--- BEGIN TASK DATA ---

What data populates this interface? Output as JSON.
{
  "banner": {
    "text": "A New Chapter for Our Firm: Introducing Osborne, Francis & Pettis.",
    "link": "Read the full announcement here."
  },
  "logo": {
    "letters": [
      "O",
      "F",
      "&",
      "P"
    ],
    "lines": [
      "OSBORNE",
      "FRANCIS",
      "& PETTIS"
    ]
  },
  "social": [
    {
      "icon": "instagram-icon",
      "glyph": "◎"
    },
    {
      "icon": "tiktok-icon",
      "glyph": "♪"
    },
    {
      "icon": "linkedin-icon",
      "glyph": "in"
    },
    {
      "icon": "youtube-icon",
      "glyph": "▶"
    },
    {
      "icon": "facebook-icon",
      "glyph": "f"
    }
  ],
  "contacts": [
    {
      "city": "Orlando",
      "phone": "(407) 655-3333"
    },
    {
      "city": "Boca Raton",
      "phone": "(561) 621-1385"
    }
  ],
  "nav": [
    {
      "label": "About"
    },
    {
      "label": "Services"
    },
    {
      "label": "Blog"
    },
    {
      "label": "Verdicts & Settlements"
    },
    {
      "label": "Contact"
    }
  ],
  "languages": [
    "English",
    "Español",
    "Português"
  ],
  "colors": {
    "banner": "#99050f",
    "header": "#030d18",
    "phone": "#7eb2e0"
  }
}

--- END TASK DATA ---

• GOAL OF THE EXERCISE
Show the lines of the records that contain the word "icon".

• ANSWER FOR THIS EXERCISE
      "icon": "instagram-icon",
      "icon": "tiktok-icon",
      "icon": "linkedin-icon",
      "icon": "youtube-icon",
      "icon": "facebook-icon",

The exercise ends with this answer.